Dataset items

-*-*-

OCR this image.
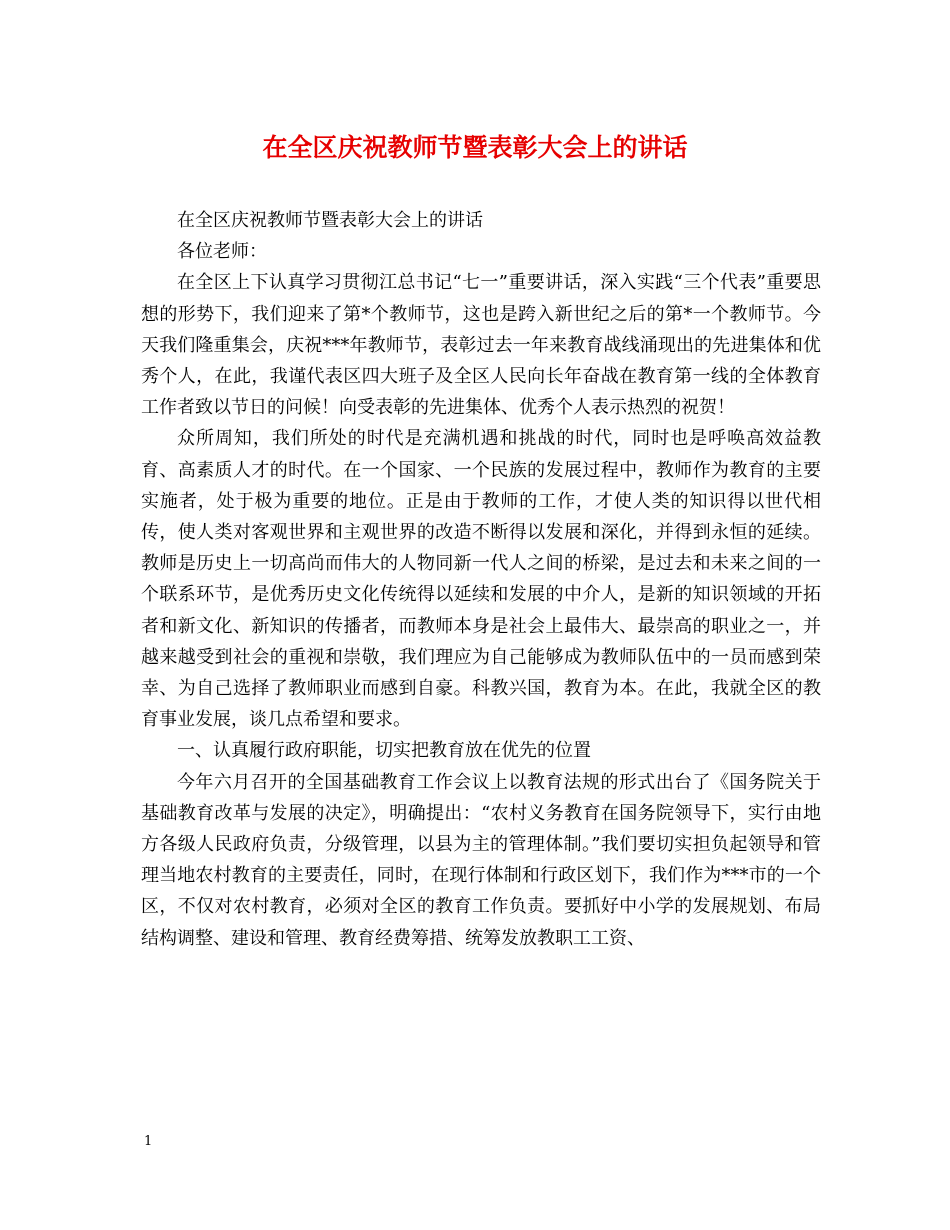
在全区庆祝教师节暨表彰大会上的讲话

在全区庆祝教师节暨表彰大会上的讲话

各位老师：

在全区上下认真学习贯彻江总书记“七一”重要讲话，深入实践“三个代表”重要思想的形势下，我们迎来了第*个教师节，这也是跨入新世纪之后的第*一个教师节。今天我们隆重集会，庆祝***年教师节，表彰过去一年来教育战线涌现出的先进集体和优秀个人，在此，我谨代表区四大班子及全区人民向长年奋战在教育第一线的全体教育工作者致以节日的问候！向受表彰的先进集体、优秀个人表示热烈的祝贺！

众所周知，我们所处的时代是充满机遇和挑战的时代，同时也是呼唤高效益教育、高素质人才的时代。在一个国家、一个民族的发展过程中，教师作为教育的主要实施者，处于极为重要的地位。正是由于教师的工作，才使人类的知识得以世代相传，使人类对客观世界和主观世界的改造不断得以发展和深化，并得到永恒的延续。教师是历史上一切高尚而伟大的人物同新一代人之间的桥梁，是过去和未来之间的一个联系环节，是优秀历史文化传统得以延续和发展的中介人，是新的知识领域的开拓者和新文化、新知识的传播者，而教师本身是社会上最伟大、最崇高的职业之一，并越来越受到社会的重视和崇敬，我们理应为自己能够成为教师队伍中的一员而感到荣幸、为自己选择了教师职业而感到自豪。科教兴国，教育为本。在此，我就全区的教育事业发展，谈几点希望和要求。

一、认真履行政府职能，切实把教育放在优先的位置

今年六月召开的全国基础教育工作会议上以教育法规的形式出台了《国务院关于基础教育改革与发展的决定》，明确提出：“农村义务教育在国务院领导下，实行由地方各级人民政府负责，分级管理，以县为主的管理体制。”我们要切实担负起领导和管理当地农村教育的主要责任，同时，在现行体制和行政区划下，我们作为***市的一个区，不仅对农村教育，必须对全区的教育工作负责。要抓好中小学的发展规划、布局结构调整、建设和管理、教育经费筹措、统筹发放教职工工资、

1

-*-*-

Instructions to follow
Transcribe every entry above exactly. Omit all pictures.

Solution for this problem
OCR this image.
在全区庆祝教师节暨表彰大会上的讲话

在全区庆祝教师节暨表彰大会上的讲话

各位老师：

在全区上下认真学习贯彻江总书记“七一”重要讲话，深入实践“三个代表”重要思想的形势下，我们迎来了第*个教师节，这也是跨入新世纪之后的第*一个教师节。今天我们隆重集会，庆祝***年教师节，表彰过去一年来教育战线涌现出的先进集体和优秀个人，在此，我谨代表区四大班子及全区人民向长年奋战在教育第一线的全体教育工作者致以节日的问候！向受表彰的先进集体、优秀个人表示热烈的祝贺！

众所周知，我们所处的时代是充满机遇和挑战的时代，同时也是呼唤高效益教育、高素质人才的时代。在一个国家、一个民族的发展过程中，教师作为教育的主要实施者，处于极为重要的地位。正是由于教师的工作，才使人类的知识得以世代相传，使人类对客观世界和主观世界的改造不断得以发展和深化，并得到永恒的延续。教师是历史上一切高尚而伟大的人物同新一代人之间的桥梁，是过去和未来之间的一个联系环节，是优秀历史文化传统得以延续和发展的中介人，是新的知识领域的开拓者和新文化、新知识的传播者，而教师本身是社会上最伟大、最崇高的职业之一，并越来越受到社会的重视和崇敬，我们理应为自己能够成为教师队伍中的一员而感到荣幸、为自己选择了教师职业而感到自豪。科教兴国，教育为本。在此，我就全区的教育事业发展，谈几点希望和要求。

一、认真履行政府职能，切实把教育放在优先的位置

今年六月召开的全国基础教育工作会议上以教育法规的形式出台了《国务院关于基础教育改革与发展的决定》，明确提出：“农村义务教育在国务院领导下，实行由地方各级人民政府负责，分级管理，以县为主的管理体制。”我们要切实担负起领导和管理当地农村教育的主要责任，同时，在现行体制和行政区划下，我们作为***市的一个区，不仅对农村教育，必须对全区的教育工作负责。要抓好中小学的发展规划、布局结构调整、建设和管理、教育经费筹措、统筹发放教职工工资、

1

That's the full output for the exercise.